Prompt -
Find each line holding "mundo" and copy it out.
◇ ◇ ◇ ◇ ◇ ◇ ◇
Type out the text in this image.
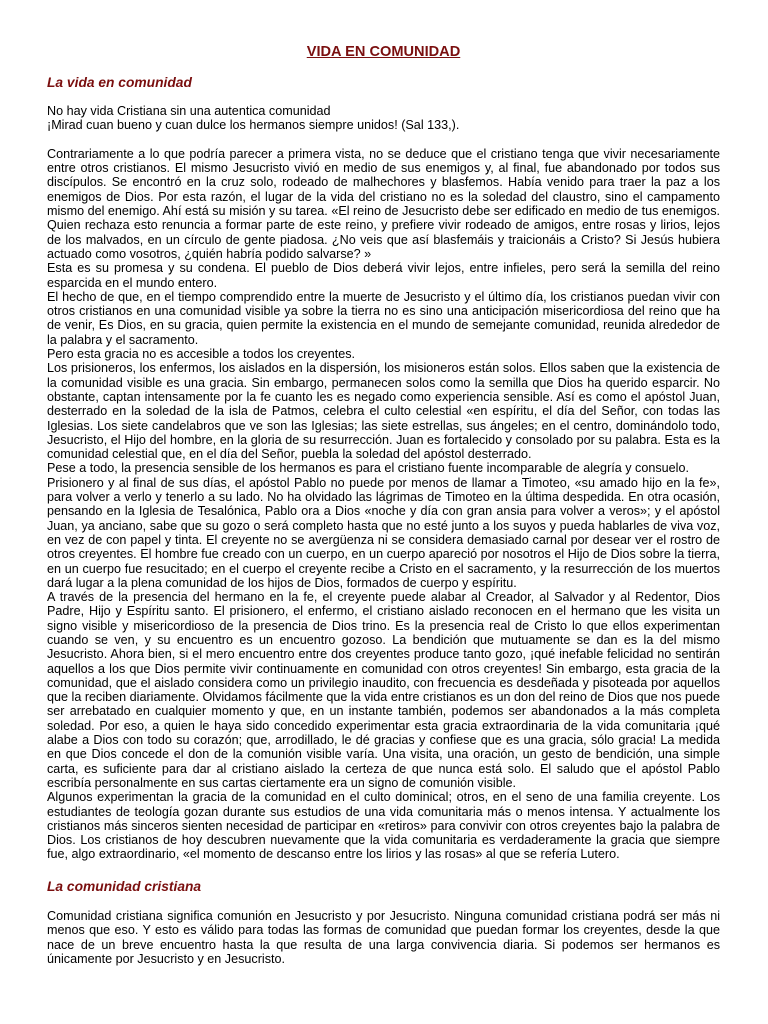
VIDA EN COMUNIDAD
La vida en comunidad

No hay vida Cristiana sin una autentica comunidad

¡Mirad cuan bueno y cuan dulce los hermanos siempre unidos! (Sal 133,).

Contrariamente a lo que podría parecer a primera vista, no se deduce que el cristiano tenga que vivir necesariamente entre otros cristianos. El mismo Jesucristo vivió en medio de sus enemigos y, al final, fue abandonado por todos sus discípulos. Se encontró en la cruz solo, rodeado de malhechores y blasfemos. Había venido para traer la paz a los enemigos de Dios. Por esta razón, el lugar de la vida del cristiano no es la soledad del claustro, sino el campamento mismo del enemigo. Ahí está su misión y su tarea. «El reino de Jesucristo debe ser edificado en medio de tus enemigos. Quien rechaza esto renuncia a formar parte de este reino, y prefiere vivir rodeado de amigos, entre rosas y lirios, lejos de los malvados, en un círculo de gente piadosa. ¿No veis que así blasfemáis y traicionáis a Cristo? Si Jesús hubiera actuado como vosotros, ¿quién habría podido salvarse? »

Esta es su promesa y su condena. El pueblo de Dios deberá vivir lejos, entre infieles, pero será la semilla del reino esparcida en el mundo entero.

El hecho de que, en el tiempo comprendido entre la muerte de Jesucristo y el último día, los cristianos puedan vivir con otros cristianos en una comunidad visible ya sobre la tierra no es sino una anticipación misericordiosa del reino que ha de venir, Es Dios, en su gracia, quien permite la existencia en el mundo de semejante comunidad, reunida alrededor de la palabra y el sacramento.

Pero esta gracia no es accesible a todos los creyentes.

Los prisioneros, los enfermos, los aislados en la dispersión, los misioneros están solos. Ellos saben que la existencia de la comunidad visible es una gracia. Sin embargo, permanecen solos como la semilla que Dios ha querido esparcir. No obstante, captan intensamente por la fe cuanto les es negado como experiencia sensible. Así es como el apóstol Juan, desterrado en la soledad de la isla de Patmos, celebra el culto celestial «en espíritu, el día del Señor, con todas las Iglesias. Los siete candelabros que ve son las Iglesias; las siete estrellas, sus ángeles; en el centro, dominándolo todo, Jesucristo, el Hijo del hombre, en la gloria de su resurrección. Juan es fortalecido y consolado por su palabra. Esta es la comunidad celestial que, en el día del Señor, puebla la soledad del apóstol desterrado.

Pese a todo, la presencia sensible de los hermanos es para el cristiano fuente incomparable de alegría y consuelo.

Prisionero y al final de sus días, el apóstol Pablo no puede por menos de llamar a Timoteo, «su amado hijo en la fe», para volver a verlo y tenerlo a su lado. No ha olvidado las lágrimas de Timoteo en la última despedida. En otra ocasión, pensando en la Iglesia de Tesalónica, Pablo ora a Dios «noche y día con gran ansia para volver a veros»; y el apóstol Juan, ya anciano, sabe que su gozo o será completo hasta que no esté junto a los suyos y pueda hablarles de viva voz, en vez de con papel y tinta. El creyente no se avergüenza ni se considera demasiado carnal por desear ver el rostro de otros creyentes. El hombre fue creado con un cuerpo, en un cuerpo apareció por nosotros el Hijo de Dios sobre la tierra, en un cuerpo fue resucitado; en el cuerpo el creyente recibe a Cristo en el sacramento, y la resurrección de los muertos dará lugar a la plena comunidad de los hijos de Dios, formados de cuerpo y espíritu.

A través de la presencia del hermano en la fe, el creyente puede alabar al Creador, al Salvador y al Redentor, Dios Padre, Hijo y Espíritu santo. El prisionero, el enfermo, el cristiano aislado reconocen en el hermano que les visita un signo visible y misericordioso de la presencia de Dios trino. Es la presencia real de Cristo lo que ellos experimentan cuando se ven, y su encuentro es un encuentro gozoso. La bendición que mutuamente se dan es la del mismo Jesucristo. Ahora bien, si el mero encuentro entre dos creyentes produce tanto gozo, ¡qué inefable felicidad no sentirán aquellos a los que Dios permite vivir continuamente en comunidad con otros creyentes! Sin embargo, esta gracia de la comunidad, que el aislado considera como un privilegio inaudito, con frecuencia es desdeñada y pisoteada por aquellos que la reciben diariamente. Olvidamos fácilmente que la vida entre cristianos es un don del reino de Dios que nos puede ser arrebatado en cualquier momento y que, en un instante también, podemos ser abandonados a la más completa soledad. Por eso, a quien le haya sido concedido experimentar esta gracia extraordinaria de la vida comunitaria ¡qué alabe a Dios con todo su corazón; que, arrodillado, le dé gracias y confiese que es una gracia, sólo gracia! La medida en que Dios concede el don de la comunión visible varía. Una visita, una oración, un gesto de bendición, una simple carta, es suficiente para dar al cristiano aislado la certeza de que nunca está solo. El saludo que el apóstol Pablo escribía personalmente en sus cartas ciertamente era un signo de comunión visible.

Algunos experimentan la gracia de la comunidad en el culto dominical; otros, en el seno de una familia creyente. Los estudiantes de teología gozan durante sus estudios de una vida comunitaria más o menos intensa. Y actualmente los cristianos más sinceros sienten necesidad de participar en «retiros» para convivir con otros creyentes bajo la palabra de Dios. Los cristianos de hoy descubren nuevamente que la vida comunitaria es verdaderamente la gracia que siempre fue, algo extraordinario, «el momento de descanso entre los lirios y las rosas» al que se refería Lutero.

La comunidad cristiana

Comunidad cristiana significa comunión en Jesucristo y por Jesucristo. Ninguna comunidad cristiana podrá ser más ni menos que eso. Y esto es válido para todas las formas de comunidad que puedan formar los creyentes, desde la que nace de un breve encuentro hasta la que resulta de una larga convivencia diaria. Si podemos ser hermanos es únicamente por Jesucristo y en Jesucristo.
◇ ◇ ◇ ◇ ◇ ◇ ◇
Full response -
Esta es su promesa y su condena. El pueblo de Dios deberá vivir lejos, entre infieles, pero será la semilla del reino esparcida en el mundo entero.
El hecho de que, en el tiempo comprendido entre la muerte de Jesucristo y el último día, los cristianos puedan vivir con otros cristianos en una comunidad visible ya sobre la tierra no es sino una anticipación misericordiosa del reino que ha de venir, Es Dios, en su gracia, quien permite la existencia en el mundo de semejante comunidad, reunida alrededor de la palabra y el sacramento.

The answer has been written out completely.